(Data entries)
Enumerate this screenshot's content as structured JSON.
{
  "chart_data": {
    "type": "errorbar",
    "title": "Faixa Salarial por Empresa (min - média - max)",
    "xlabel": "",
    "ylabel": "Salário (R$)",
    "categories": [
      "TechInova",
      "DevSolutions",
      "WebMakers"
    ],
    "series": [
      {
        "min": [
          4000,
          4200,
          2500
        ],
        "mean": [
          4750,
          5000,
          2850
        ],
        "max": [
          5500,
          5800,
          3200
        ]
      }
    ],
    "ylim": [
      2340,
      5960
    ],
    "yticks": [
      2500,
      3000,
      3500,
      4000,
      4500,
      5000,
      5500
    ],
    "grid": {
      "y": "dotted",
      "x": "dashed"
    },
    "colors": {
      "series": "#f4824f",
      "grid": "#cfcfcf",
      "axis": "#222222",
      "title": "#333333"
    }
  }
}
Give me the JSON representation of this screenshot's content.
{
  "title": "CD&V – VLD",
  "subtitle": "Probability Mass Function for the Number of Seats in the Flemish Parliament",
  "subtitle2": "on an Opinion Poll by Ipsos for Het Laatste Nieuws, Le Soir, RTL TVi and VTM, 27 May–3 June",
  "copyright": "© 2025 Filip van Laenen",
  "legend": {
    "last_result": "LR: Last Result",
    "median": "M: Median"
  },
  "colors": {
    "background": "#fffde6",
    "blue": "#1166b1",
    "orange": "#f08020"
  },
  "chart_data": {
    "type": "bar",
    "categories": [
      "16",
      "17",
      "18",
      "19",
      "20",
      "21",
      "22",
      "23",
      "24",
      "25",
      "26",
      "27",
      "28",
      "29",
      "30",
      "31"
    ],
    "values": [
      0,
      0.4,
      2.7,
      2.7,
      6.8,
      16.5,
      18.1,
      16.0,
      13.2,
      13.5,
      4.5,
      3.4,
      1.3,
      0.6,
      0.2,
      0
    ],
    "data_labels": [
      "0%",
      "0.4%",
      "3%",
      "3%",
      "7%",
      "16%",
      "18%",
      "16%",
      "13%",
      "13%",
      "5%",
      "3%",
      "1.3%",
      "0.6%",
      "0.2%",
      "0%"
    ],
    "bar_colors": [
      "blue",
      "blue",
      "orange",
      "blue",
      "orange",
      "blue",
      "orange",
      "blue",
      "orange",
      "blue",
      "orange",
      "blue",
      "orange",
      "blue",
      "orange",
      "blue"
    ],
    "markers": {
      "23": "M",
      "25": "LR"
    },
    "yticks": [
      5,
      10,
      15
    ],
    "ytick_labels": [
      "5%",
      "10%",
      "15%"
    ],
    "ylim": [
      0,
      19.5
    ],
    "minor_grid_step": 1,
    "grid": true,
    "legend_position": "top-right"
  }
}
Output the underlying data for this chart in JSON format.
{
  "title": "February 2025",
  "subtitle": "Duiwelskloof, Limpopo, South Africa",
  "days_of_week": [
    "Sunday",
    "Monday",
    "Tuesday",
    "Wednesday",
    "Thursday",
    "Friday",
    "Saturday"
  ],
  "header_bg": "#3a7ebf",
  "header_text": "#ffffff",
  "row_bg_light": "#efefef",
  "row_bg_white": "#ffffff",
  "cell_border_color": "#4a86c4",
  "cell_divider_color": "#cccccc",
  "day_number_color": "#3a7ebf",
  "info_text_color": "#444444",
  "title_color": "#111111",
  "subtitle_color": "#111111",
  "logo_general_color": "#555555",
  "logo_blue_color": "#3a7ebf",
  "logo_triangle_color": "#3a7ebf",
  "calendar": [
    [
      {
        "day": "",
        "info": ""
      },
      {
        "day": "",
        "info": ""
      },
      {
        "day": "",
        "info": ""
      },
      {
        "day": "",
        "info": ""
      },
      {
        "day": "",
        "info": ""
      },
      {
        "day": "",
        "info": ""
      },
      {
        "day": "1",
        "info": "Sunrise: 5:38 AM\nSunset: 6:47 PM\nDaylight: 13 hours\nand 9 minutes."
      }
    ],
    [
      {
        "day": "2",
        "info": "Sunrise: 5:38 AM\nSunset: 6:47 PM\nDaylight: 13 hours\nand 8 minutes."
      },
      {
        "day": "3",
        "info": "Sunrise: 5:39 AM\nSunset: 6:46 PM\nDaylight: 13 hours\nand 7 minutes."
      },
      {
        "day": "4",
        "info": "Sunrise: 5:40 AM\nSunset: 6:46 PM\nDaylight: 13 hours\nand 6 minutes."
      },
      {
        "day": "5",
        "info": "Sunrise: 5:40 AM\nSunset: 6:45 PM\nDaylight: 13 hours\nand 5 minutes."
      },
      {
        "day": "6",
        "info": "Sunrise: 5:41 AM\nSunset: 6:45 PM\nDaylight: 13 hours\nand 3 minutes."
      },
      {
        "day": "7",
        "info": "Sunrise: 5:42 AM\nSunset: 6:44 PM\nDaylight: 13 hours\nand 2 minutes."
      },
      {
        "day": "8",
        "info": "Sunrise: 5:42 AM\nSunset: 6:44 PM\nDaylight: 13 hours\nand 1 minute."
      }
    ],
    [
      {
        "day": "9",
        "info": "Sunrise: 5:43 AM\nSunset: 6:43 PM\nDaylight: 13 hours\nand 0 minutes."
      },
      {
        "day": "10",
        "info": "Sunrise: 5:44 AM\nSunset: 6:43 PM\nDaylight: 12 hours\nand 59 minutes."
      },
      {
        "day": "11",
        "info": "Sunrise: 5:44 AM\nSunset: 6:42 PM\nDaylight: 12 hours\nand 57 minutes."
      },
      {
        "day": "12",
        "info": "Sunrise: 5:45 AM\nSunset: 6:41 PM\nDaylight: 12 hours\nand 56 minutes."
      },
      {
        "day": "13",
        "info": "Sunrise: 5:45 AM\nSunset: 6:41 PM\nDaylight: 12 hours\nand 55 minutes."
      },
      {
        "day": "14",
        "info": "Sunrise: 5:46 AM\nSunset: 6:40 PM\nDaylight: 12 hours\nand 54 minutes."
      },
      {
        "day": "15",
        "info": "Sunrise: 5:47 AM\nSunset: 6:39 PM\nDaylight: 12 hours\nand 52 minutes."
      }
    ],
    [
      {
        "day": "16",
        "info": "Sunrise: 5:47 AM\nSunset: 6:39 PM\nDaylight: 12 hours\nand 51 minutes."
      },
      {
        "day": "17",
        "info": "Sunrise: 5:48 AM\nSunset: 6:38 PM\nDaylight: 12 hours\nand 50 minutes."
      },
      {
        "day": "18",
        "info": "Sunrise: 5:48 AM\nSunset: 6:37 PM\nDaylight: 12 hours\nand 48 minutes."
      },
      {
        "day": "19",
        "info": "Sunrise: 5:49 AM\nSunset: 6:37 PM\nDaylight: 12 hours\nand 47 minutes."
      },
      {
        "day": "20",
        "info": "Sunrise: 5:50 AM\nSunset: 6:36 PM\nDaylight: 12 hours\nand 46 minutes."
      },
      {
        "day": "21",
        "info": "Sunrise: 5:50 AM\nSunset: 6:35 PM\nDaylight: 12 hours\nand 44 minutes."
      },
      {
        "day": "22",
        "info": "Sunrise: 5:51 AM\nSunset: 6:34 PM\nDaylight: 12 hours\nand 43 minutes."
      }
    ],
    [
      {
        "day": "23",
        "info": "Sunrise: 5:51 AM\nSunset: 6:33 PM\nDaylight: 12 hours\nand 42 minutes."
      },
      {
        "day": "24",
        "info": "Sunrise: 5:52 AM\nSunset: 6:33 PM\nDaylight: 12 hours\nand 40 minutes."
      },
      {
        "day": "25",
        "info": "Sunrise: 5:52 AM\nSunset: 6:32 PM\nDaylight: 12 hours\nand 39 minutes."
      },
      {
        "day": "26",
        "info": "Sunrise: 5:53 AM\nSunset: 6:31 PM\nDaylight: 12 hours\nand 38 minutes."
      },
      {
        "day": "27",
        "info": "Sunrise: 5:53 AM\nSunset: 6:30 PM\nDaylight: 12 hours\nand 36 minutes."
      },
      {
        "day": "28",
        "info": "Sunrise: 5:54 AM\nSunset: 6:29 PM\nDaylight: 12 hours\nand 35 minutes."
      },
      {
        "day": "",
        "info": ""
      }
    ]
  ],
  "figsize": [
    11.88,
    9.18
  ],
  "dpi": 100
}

PROBLEM DESCRIPTION: Read through the lines above and collect those that contain the string "JSON".

SOLUTION TO THE PROBLEM:
Enumerate this screenshot's content as structured JSON.
Give me the JSON representation of this screenshot's content.
Output the underlying data for this chart in JSON format.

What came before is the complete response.